§ OBJECTIVE: Below are the records. List every line holding the word "NASA".

start ITEMS

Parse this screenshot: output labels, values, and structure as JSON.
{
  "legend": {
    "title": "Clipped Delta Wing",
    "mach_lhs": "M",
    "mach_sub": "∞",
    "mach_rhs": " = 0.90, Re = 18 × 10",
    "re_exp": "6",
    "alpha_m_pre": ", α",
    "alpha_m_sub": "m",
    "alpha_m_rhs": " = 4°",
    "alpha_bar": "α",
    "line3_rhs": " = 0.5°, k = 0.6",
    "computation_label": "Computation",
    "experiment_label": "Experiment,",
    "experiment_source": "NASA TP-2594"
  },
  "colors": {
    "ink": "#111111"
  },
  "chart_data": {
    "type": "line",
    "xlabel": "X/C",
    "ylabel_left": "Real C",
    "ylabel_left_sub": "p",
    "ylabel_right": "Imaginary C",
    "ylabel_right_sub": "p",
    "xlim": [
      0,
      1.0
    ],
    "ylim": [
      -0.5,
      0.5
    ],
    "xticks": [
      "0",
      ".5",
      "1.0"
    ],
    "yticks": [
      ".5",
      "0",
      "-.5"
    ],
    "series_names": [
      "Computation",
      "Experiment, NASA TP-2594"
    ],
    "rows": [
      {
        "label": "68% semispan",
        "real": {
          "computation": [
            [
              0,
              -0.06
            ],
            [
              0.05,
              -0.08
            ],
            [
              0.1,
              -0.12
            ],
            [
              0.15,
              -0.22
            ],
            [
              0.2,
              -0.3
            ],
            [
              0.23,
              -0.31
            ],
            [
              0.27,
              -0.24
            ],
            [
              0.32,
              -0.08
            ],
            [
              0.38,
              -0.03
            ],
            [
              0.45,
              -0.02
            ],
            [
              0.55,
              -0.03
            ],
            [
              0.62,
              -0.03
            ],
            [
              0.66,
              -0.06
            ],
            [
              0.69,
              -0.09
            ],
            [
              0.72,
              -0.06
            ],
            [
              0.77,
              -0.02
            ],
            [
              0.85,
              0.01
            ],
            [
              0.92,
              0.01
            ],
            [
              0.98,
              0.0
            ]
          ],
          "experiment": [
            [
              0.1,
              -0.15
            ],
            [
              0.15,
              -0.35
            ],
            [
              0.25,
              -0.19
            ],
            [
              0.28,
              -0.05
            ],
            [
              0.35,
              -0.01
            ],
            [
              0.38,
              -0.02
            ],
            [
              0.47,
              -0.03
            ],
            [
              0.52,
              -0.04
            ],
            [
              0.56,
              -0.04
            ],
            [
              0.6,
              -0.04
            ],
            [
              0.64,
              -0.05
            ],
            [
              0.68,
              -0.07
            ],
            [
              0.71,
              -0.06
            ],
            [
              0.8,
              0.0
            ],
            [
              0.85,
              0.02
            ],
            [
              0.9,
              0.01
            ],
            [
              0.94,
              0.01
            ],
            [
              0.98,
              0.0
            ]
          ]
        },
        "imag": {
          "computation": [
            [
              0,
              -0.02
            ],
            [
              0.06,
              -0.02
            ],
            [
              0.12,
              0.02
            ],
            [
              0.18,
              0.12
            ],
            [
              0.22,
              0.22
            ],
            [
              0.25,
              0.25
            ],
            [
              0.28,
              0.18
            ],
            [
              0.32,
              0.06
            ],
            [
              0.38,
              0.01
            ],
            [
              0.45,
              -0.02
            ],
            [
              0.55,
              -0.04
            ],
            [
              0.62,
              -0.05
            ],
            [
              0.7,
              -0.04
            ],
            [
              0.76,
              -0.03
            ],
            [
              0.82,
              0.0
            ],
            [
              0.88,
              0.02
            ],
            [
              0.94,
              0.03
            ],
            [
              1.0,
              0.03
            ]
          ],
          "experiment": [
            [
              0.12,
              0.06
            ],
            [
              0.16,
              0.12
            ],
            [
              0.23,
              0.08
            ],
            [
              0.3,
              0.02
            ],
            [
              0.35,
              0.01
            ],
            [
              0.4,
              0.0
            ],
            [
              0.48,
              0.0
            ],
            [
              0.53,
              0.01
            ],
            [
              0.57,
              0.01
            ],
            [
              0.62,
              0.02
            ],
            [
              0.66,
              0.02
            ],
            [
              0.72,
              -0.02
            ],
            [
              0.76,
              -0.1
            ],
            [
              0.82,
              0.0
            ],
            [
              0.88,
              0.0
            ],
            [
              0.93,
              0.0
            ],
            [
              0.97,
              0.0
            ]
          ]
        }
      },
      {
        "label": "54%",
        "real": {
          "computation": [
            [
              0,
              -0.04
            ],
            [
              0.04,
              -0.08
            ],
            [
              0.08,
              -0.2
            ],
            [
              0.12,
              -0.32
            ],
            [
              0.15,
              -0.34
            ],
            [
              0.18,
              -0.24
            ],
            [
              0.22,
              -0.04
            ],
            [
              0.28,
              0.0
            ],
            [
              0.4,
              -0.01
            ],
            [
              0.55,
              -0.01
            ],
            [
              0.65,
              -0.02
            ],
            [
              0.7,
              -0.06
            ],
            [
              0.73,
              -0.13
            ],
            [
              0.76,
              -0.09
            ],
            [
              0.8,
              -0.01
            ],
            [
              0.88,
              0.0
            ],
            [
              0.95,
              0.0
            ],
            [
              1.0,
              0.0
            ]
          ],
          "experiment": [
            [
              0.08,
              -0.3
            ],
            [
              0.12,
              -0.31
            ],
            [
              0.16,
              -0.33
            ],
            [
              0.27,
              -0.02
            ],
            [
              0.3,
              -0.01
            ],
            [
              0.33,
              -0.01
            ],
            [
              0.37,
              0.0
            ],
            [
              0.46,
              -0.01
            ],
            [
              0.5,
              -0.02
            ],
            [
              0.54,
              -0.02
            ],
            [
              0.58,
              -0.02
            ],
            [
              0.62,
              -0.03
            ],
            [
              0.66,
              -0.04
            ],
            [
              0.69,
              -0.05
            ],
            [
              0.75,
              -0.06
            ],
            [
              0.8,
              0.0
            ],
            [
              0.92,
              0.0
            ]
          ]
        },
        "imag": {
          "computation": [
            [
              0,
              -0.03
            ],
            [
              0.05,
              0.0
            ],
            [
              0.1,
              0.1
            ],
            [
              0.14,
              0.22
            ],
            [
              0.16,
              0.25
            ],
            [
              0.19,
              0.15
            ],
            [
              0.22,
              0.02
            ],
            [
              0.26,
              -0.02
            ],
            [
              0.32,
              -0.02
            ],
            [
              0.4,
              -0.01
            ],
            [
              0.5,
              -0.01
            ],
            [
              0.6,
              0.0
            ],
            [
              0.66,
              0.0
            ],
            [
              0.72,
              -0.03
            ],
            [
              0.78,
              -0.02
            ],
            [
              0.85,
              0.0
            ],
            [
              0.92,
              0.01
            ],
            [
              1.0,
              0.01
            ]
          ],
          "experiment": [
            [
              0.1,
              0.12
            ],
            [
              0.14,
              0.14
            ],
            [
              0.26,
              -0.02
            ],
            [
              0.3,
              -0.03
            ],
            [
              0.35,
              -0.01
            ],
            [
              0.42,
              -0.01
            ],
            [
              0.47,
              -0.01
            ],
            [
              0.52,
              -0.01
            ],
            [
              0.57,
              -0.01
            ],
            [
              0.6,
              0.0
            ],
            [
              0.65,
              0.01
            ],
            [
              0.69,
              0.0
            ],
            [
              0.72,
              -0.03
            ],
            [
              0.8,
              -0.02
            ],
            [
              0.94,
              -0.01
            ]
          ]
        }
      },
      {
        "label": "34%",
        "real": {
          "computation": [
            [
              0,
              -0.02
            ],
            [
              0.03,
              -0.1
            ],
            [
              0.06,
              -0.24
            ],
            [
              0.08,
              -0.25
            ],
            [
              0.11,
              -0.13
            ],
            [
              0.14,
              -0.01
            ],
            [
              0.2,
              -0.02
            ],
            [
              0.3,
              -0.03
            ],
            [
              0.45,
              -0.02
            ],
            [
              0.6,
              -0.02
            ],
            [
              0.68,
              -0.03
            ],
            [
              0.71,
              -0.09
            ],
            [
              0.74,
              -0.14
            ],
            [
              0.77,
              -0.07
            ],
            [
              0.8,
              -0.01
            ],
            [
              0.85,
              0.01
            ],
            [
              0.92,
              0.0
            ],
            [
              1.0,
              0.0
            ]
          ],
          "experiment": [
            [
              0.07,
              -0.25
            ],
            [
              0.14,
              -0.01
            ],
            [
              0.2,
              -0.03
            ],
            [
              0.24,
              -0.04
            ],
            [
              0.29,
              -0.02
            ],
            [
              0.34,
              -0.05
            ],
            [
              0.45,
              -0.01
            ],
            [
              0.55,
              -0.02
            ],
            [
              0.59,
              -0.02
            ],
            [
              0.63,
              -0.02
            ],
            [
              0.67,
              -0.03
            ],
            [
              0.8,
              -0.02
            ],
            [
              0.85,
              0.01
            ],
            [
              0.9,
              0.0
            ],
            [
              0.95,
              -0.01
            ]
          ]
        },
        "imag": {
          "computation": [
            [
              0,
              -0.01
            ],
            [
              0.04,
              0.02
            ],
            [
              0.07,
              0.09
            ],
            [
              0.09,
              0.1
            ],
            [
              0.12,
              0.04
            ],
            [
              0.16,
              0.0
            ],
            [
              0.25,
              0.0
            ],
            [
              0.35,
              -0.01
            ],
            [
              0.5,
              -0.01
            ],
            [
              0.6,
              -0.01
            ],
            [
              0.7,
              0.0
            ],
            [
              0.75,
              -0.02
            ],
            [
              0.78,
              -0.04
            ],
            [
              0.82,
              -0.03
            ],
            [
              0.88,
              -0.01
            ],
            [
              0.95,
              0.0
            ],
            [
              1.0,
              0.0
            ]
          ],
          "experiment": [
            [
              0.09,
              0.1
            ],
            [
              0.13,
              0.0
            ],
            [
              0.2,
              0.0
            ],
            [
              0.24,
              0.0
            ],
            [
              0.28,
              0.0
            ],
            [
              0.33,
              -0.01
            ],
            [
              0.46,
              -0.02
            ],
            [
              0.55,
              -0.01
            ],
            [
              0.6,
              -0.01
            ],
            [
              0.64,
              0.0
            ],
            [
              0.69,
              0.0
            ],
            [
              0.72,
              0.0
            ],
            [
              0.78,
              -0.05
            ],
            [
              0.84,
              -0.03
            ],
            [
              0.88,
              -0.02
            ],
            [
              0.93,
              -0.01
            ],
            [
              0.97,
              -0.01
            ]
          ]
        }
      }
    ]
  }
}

end ITEMS

§ EXPECTED OUTPUT:
    "experiment_source": "NASA TP-2594"
      "Experiment, NASA TP-2594"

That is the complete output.